----- Records provided

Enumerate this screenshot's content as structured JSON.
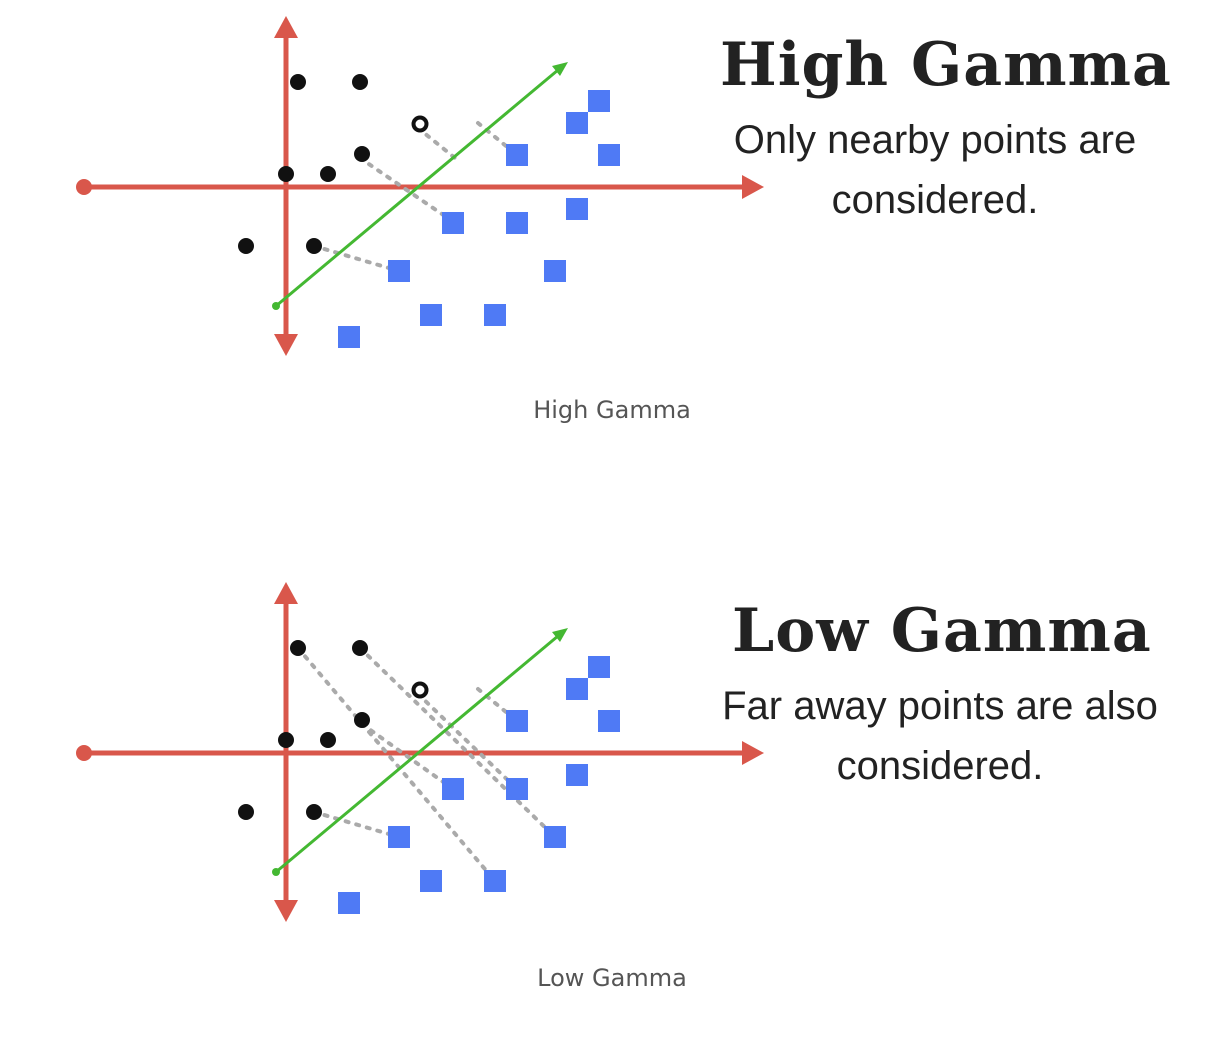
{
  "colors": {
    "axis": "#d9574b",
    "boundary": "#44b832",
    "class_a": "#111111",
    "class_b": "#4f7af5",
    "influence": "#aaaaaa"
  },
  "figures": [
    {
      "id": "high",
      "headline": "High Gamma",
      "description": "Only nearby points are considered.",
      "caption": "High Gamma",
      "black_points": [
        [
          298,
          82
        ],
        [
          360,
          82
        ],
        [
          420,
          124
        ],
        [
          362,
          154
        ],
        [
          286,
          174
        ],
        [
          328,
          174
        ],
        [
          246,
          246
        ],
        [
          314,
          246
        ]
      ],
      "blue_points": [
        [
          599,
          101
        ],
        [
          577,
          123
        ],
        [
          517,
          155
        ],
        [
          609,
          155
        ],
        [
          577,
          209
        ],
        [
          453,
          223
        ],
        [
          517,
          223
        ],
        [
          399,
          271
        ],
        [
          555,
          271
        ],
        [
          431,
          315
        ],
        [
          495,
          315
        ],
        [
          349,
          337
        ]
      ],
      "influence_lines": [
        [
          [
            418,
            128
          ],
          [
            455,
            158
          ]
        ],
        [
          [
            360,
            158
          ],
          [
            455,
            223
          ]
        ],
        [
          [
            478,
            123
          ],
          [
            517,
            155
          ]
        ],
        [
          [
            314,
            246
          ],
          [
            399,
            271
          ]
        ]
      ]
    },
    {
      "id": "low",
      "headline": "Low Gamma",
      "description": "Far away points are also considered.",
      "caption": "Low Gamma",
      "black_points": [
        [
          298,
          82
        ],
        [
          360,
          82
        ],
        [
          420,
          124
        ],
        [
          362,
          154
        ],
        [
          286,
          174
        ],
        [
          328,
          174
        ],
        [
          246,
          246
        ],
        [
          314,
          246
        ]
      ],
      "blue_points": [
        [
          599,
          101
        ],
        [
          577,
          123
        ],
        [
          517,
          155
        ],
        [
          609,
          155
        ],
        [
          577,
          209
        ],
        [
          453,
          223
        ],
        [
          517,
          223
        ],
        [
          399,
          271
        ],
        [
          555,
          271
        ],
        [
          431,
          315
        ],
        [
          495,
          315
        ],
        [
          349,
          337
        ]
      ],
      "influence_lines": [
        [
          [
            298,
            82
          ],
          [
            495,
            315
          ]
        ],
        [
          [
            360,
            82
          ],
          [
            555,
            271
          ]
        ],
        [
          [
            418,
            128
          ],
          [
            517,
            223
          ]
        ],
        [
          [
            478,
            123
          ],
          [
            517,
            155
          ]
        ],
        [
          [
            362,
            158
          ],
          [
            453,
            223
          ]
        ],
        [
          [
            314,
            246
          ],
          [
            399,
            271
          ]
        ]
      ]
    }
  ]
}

----------

> **Given request**
Pictures stay out of the copy; please restate every record above exactly.

> **Written solution**
Enumerate this screenshot's content as structured JSON.
{
  "colors": {
    "axis": "#d9574b",
    "boundary": "#44b832",
    "class_a": "#111111",
    "class_b": "#4f7af5",
    "influence": "#aaaaaa"
  },
  "figures": [
    {
      "id": "high",
      "headline": "High Gamma",
      "description": "Only nearby points are considered.",
      "caption": "High Gamma",
      "black_points": [
        [
          298,
          82
        ],
        [
          360,
          82
        ],
        [
          420,
          124
        ],
        [
          362,
          154
        ],
        [
          286,
          174
        ],
        [
          328,
          174
        ],
        [
          246,
          246
        ],
        [
          314,
          246
        ]
      ],
      "blue_points": [
        [
          599,
          101
        ],
        [
          577,
          123
        ],
        [
          517,
          155
        ],
        [
          609,
          155
        ],
        [
          577,
          209
        ],
        [
          453,
          223
        ],
        [
          517,
          223
        ],
        [
          399,
          271
        ],
        [
          555,
          271
        ],
        [
          431,
          315
        ],
        [
          495,
          315
        ],
        [
          349,
          337
        ]
      ],
      "influence_lines": [
        [
          [
            418,
            128
          ],
          [
            455,
            158
          ]
        ],
        [
          [
            360,
            158
          ],
          [
            455,
            223
          ]
        ],
        [
          [
            478,
            123
          ],
          [
            517,
            155
          ]
        ],
        [
          [
            314,
            246
          ],
          [
            399,
            271
          ]
        ]
      ]
    },
    {
      "id": "low",
      "headline": "Low Gamma",
      "description": "Far away points are also considered.",
      "caption": "Low Gamma",
      "black_points": [
        [
          298,
          82
        ],
        [
          360,
          82
        ],
        [
          420,
          124
        ],
        [
          362,
          154
        ],
        [
          286,
          174
        ],
        [
          328,
          174
        ],
        [
          246,
          246
        ],
        [
          314,
          246
        ]
      ],
      "blue_points": [
        [
          599,
          101
        ],
        [
          577,
          123
        ],
        [
          517,
          155
        ],
        [
          609,
          155
        ],
        [
          577,
          209
        ],
        [
          453,
          223
        ],
        [
          517,
          223
        ],
        [
          399,
          271
        ],
        [
          555,
          271
        ],
        [
          431,
          315
        ],
        [
          495,
          315
        ],
        [
          349,
          337
        ]
      ],
      "influence_lines": [
        [
          [
            298,
            82
          ],
          [
            495,
            315
          ]
        ],
        [
          [
            360,
            82
          ],
          [
            555,
            271
          ]
        ],
        [
          [
            418,
            128
          ],
          [
            517,
            223
          ]
        ],
        [
          [
            478,
            123
          ],
          [
            517,
            155
          ]
        ],
        [
          [
            362,
            158
          ],
          [
            453,
            223
          ]
        ],
        [
          [
            314,
            246
          ],
          [
            399,
            271
          ]
        ]
      ]
    }
  ]
}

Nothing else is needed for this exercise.